Provided information:
════════
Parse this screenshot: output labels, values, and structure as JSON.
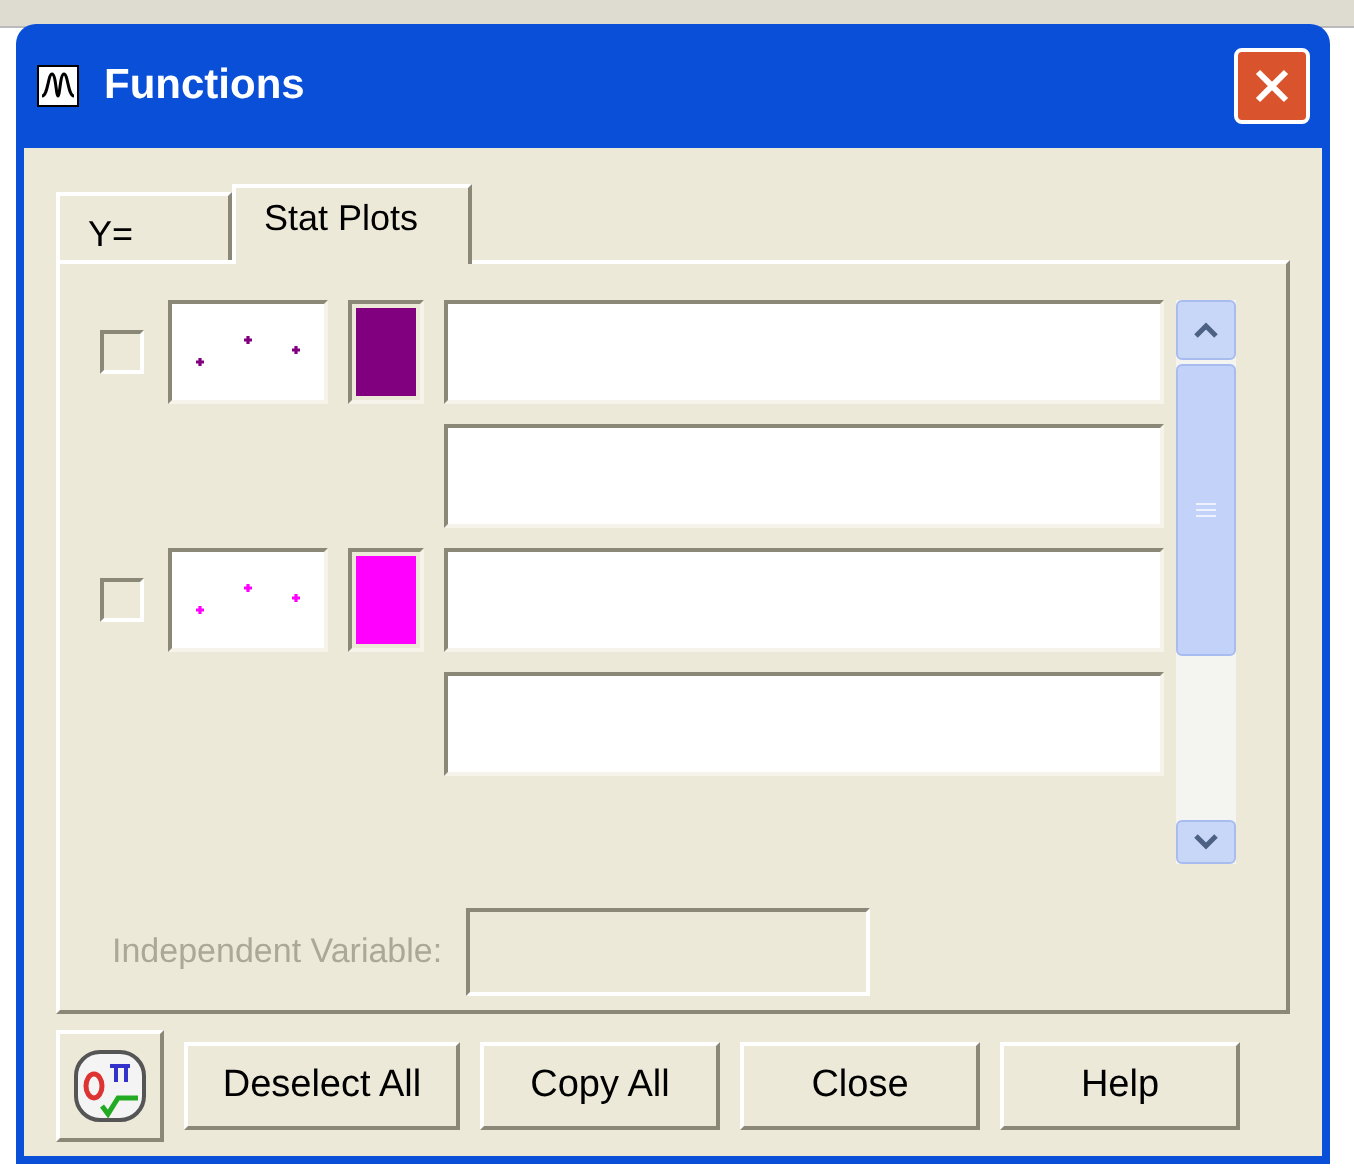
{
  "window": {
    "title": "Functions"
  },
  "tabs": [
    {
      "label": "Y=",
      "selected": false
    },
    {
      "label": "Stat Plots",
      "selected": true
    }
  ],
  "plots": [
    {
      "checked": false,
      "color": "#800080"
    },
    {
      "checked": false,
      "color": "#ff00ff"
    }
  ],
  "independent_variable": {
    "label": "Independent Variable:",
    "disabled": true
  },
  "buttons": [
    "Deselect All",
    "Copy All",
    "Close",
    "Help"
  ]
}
════════
Short exercise: Leave out all images, then reproduce the entries above exactly.

Task solution:
Parse this screenshot: output labels, values, and structure as JSON.
{
  "window": {
    "title": "Functions"
  },
  "tabs": [
    {
      "label": "Y=",
      "selected": false
    },
    {
      "label": "Stat Plots",
      "selected": true
    }
  ],
  "plots": [
    {
      "checked": false,
      "color": "#800080"
    },
    {
      "checked": false,
      "color": "#ff00ff"
    }
  ],
  "independent_variable": {
    "label": "Independent Variable:",
    "disabled": true
  },
  "buttons": [
    "Deselect All",
    "Copy All",
    "Close",
    "Help"
  ]
}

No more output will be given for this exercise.